» Stated goal
Search the listing for "قطعه" and copy every line where it appears.

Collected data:
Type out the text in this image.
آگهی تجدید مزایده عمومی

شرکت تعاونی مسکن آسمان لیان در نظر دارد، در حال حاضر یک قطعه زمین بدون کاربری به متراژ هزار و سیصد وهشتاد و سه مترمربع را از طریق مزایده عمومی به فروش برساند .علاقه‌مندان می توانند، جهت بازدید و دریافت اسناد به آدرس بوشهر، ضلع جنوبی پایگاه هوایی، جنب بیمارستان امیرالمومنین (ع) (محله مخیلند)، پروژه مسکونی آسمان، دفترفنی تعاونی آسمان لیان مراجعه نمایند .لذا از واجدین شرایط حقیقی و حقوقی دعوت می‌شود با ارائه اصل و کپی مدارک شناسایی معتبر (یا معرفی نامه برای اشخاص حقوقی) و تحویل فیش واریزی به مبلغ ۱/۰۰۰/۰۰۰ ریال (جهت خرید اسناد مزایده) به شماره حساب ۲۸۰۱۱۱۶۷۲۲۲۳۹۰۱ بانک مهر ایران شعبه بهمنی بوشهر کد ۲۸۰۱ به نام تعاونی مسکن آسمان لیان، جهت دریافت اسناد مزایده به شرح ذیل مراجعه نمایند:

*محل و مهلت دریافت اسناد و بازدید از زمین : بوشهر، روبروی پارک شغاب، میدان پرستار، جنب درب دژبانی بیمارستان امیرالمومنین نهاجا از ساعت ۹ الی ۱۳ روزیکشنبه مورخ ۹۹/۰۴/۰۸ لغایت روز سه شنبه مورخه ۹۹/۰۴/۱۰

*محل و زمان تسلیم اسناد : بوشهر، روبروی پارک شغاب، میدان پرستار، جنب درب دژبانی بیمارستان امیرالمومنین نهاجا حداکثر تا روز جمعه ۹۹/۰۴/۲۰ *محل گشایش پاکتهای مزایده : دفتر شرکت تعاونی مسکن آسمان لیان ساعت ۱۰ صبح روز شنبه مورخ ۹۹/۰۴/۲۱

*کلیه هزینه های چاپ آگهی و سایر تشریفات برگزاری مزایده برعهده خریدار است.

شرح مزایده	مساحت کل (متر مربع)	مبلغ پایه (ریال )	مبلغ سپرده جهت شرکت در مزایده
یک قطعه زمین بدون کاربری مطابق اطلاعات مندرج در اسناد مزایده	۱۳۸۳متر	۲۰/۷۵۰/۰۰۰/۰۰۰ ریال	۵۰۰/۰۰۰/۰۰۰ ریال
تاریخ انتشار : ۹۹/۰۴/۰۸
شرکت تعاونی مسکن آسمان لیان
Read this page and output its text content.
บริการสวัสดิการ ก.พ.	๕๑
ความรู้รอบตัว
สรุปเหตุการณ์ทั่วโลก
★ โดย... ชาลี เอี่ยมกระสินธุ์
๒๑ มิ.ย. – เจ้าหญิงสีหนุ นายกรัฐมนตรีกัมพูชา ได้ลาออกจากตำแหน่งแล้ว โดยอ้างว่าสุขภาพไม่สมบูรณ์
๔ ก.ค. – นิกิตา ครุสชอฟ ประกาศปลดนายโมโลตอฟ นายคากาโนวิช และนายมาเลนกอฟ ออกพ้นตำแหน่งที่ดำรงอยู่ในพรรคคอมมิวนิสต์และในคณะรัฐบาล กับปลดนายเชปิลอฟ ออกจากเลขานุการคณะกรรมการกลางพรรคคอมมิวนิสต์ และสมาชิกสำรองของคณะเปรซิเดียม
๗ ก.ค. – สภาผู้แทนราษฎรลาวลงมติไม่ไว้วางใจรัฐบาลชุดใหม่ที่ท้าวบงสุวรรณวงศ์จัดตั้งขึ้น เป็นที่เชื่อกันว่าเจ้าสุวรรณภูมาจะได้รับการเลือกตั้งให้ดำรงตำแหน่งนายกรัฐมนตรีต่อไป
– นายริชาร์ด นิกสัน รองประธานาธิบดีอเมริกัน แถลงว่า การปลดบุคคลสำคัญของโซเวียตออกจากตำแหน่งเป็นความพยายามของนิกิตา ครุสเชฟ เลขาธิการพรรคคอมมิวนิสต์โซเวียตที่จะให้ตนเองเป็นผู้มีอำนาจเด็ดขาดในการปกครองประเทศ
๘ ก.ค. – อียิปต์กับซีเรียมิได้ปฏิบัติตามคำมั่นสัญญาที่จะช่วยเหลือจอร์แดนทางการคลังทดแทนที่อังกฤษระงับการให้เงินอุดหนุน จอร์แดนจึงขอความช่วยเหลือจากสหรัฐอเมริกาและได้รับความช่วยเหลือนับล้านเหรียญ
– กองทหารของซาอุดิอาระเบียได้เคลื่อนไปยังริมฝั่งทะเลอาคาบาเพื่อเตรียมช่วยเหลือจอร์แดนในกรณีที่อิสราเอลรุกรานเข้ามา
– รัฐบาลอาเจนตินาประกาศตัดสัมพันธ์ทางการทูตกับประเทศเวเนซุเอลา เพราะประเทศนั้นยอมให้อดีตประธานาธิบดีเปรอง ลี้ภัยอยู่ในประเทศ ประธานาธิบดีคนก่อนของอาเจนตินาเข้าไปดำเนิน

» Correct response
شرکت تعاونی مسکن آسمان لیان در نظر دارد، در حال حاضر یک قطعه زمین بدون کاربری به متراژ هزار و سیصد وهشتاد و سه مترمربع را از طریق مزایده عمومی به فروش برساند .علاقه‌مندان می توانند، جهت بازدید و دریافت اسناد به آدرس بوشهر، ضلع جنوبی پایگاه هوایی، جنب بیمارستان امیرالمومنین (ع) (محله مخیلند)، پروژه مسکونی آسمان، دفترفنی تعاونی آسمان لیان مراجعه نمایند .لذا از واجدین شرایط حقیقی و حقوقی دعوت می‌شود با ارائه اصل و کپی مدارک شناسایی معتبر (یا معرفی نامه برای اشخاص حقوقی) و تحویل فیش واریزی به مبلغ ۱/۰۰۰/۰۰۰ ریال (جهت خرید اسناد مزایده) به شماره حساب ۲۸۰۱۱۱۶۷۲۲۲۳۹۰۱ بانک مهر ایران شعبه بهمنی بوشهر کد ۲۸۰۱ به نام تعاونی مسکن آسمان لیان، جهت دریافت اسناد مزایده به شرح ذیل مراجعه نمایند:
یک قطعه زمین بدون کاربری مطابق اطلاعات مندرج در اسناد مزایده	۱۳۸۳متر	۲۰/۷۵۰/۰۰۰/۰۰۰ ریال	۵۰۰/۰۰۰/۰۰۰ ریال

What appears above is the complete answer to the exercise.